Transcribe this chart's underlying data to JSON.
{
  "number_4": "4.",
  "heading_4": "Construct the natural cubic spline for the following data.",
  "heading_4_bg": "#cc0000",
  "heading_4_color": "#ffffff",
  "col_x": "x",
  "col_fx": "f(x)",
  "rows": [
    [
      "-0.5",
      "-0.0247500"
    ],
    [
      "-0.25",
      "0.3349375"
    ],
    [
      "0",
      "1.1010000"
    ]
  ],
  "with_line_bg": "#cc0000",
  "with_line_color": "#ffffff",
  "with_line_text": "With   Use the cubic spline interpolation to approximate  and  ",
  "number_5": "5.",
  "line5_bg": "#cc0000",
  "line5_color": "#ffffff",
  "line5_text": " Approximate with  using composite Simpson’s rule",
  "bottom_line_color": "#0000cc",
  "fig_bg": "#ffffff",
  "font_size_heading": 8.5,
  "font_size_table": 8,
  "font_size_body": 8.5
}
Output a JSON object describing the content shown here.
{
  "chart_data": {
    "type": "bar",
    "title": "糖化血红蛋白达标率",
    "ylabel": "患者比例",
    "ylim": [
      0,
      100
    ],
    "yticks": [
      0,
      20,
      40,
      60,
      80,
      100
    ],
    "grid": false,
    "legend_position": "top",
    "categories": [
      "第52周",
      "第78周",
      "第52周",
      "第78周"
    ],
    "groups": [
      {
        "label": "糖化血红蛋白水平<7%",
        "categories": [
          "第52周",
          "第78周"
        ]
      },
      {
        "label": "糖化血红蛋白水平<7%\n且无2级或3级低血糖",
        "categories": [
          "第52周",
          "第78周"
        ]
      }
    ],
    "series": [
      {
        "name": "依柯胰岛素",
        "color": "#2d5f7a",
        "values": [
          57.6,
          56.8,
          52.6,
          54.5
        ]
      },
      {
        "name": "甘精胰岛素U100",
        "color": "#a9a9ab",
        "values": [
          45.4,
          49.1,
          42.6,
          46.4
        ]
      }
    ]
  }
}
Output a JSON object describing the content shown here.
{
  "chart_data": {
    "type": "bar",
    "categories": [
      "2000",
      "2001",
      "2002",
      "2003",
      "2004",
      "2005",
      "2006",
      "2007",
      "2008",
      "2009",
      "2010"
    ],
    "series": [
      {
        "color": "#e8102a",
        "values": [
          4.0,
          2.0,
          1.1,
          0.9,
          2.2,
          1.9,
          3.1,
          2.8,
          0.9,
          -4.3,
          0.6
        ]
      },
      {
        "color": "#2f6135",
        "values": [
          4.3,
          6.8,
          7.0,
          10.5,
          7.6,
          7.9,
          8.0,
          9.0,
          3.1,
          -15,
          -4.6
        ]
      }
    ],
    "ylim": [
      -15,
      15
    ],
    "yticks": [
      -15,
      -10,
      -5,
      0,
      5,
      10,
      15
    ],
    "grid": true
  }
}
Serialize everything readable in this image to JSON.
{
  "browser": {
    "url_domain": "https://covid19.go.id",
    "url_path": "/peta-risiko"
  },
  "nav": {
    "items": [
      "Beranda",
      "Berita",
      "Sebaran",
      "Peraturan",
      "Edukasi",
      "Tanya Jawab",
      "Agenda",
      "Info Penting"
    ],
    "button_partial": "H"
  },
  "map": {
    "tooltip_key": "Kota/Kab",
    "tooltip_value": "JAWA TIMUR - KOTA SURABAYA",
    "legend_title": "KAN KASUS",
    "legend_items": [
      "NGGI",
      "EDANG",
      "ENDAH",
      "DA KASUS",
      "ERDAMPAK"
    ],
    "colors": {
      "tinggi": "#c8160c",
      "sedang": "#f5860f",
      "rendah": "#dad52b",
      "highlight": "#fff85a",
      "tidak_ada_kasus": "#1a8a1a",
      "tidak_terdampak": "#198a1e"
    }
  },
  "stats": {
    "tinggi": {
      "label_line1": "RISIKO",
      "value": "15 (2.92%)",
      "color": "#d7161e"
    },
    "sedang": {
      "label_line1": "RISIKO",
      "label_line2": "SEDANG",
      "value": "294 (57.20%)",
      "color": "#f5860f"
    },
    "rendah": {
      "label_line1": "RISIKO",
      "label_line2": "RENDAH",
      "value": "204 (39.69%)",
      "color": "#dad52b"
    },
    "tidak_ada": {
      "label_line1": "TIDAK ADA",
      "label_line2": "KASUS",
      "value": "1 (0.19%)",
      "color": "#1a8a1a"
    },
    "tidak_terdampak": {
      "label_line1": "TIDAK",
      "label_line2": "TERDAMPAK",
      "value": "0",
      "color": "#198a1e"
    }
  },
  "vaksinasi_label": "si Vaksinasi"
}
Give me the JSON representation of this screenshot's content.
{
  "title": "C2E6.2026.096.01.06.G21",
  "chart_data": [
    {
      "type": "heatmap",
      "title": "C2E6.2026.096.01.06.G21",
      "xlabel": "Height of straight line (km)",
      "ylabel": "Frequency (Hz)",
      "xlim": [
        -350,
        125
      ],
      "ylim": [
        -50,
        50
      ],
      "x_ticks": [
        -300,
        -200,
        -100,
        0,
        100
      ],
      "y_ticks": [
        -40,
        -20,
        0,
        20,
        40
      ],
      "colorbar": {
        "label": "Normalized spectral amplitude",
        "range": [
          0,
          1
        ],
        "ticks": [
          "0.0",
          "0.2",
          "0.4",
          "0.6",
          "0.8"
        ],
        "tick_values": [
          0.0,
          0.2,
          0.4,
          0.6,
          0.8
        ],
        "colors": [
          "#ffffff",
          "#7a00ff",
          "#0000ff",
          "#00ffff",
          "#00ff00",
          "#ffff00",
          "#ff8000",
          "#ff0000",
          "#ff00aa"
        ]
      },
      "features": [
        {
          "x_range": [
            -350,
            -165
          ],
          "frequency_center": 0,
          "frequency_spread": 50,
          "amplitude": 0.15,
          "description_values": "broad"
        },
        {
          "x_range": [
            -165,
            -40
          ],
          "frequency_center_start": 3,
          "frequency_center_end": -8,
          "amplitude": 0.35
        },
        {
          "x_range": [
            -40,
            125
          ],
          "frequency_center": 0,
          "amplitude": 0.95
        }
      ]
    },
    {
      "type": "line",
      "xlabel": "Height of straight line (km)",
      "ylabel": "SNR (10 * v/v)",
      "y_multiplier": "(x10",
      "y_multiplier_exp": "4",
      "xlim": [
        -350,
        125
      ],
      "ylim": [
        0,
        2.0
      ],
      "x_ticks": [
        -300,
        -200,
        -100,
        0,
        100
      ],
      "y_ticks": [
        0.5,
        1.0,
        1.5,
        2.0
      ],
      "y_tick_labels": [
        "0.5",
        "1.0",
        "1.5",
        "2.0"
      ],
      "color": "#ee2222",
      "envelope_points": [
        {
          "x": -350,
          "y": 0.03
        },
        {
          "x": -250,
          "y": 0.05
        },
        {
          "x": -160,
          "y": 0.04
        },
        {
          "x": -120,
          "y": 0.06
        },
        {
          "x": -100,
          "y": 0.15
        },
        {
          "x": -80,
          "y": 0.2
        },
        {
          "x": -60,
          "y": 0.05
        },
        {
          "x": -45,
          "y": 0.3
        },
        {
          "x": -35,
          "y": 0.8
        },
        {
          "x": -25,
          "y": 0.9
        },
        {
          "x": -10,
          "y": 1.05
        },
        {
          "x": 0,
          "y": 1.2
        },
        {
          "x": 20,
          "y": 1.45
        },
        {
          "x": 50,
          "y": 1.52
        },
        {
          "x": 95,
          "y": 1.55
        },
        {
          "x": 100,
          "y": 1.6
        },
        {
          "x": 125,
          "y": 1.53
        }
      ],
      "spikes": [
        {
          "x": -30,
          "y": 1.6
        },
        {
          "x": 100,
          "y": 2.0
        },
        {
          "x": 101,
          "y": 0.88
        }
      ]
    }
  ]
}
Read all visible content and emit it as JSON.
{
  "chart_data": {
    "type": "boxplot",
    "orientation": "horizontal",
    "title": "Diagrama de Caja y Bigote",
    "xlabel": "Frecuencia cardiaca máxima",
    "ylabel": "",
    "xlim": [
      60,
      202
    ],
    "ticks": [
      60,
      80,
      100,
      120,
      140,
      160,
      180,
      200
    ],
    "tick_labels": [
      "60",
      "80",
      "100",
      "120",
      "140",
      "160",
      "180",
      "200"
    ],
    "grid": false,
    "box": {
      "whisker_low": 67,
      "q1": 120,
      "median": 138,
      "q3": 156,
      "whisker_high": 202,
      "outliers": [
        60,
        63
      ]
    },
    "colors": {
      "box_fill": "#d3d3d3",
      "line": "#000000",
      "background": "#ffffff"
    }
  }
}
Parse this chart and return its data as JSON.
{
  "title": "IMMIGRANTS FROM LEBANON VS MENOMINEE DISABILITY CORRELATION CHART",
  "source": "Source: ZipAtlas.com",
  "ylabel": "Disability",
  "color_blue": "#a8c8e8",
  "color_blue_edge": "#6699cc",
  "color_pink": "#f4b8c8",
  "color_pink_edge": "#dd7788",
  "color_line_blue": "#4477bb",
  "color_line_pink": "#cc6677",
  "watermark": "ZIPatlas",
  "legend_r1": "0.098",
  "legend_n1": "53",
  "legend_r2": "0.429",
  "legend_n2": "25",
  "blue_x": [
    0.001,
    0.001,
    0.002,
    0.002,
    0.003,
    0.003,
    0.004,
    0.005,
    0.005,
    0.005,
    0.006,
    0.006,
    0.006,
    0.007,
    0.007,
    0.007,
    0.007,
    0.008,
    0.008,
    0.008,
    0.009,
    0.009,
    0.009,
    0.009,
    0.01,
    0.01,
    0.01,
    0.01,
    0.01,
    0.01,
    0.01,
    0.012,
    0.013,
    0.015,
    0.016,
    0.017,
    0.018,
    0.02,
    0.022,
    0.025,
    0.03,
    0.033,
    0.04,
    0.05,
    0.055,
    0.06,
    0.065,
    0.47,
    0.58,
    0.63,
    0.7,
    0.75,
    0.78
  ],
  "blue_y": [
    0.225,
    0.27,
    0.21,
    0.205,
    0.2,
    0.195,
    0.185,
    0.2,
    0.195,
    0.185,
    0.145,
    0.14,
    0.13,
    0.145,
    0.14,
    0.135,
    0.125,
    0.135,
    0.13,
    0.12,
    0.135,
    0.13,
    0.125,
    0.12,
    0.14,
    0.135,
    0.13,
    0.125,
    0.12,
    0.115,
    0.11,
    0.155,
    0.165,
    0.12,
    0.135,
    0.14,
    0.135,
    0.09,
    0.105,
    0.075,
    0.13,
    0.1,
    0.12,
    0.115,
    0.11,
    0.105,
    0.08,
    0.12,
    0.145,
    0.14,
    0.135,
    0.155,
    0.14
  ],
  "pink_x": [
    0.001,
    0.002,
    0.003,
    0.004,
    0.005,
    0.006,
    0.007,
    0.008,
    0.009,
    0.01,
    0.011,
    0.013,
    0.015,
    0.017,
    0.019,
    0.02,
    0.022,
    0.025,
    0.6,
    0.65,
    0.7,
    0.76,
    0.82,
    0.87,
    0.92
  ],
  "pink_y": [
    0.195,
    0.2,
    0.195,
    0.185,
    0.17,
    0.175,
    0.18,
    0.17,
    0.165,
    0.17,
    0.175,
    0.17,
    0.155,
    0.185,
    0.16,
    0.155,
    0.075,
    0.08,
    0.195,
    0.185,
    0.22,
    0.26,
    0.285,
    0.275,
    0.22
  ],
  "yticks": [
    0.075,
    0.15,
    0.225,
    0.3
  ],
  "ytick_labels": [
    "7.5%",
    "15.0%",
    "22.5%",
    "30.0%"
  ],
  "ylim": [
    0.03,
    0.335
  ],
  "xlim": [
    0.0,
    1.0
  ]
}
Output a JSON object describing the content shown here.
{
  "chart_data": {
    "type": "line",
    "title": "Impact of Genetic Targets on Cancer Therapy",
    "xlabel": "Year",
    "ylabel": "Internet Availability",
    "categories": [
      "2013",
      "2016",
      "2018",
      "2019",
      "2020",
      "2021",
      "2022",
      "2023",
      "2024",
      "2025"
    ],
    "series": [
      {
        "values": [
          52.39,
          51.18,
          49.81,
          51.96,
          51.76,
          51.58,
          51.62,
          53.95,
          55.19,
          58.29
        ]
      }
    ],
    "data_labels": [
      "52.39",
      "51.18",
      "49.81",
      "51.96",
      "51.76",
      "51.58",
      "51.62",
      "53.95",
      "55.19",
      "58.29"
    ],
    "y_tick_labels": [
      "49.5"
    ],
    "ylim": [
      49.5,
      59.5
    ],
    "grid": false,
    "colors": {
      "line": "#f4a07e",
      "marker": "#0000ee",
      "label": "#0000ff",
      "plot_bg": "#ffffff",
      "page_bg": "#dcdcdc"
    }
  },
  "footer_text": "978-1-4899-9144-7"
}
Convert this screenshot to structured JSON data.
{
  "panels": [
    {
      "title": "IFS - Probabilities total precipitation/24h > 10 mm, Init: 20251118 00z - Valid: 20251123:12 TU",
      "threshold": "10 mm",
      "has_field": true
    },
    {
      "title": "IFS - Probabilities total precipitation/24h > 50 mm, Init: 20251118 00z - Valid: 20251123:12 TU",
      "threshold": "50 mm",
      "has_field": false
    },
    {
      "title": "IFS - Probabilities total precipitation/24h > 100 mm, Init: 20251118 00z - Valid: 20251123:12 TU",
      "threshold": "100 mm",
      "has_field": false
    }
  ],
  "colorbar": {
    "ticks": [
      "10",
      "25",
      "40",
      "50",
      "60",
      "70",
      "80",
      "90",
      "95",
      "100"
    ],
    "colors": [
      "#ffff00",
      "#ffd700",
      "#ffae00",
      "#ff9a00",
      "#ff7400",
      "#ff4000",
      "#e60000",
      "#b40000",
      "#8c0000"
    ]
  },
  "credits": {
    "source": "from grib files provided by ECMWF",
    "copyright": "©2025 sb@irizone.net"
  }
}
· · · ·
__WRITTEN REQUEST__. Filter for "xlabel". Return all lines that hold it.

__THE REPLY__.
      "xlabel": "Height of straight line (km)",
      "xlabel": "Height of straight line (km)",
    "xlabel": "Frecuencia cardiaca máxima",
    "xlabel": "Year",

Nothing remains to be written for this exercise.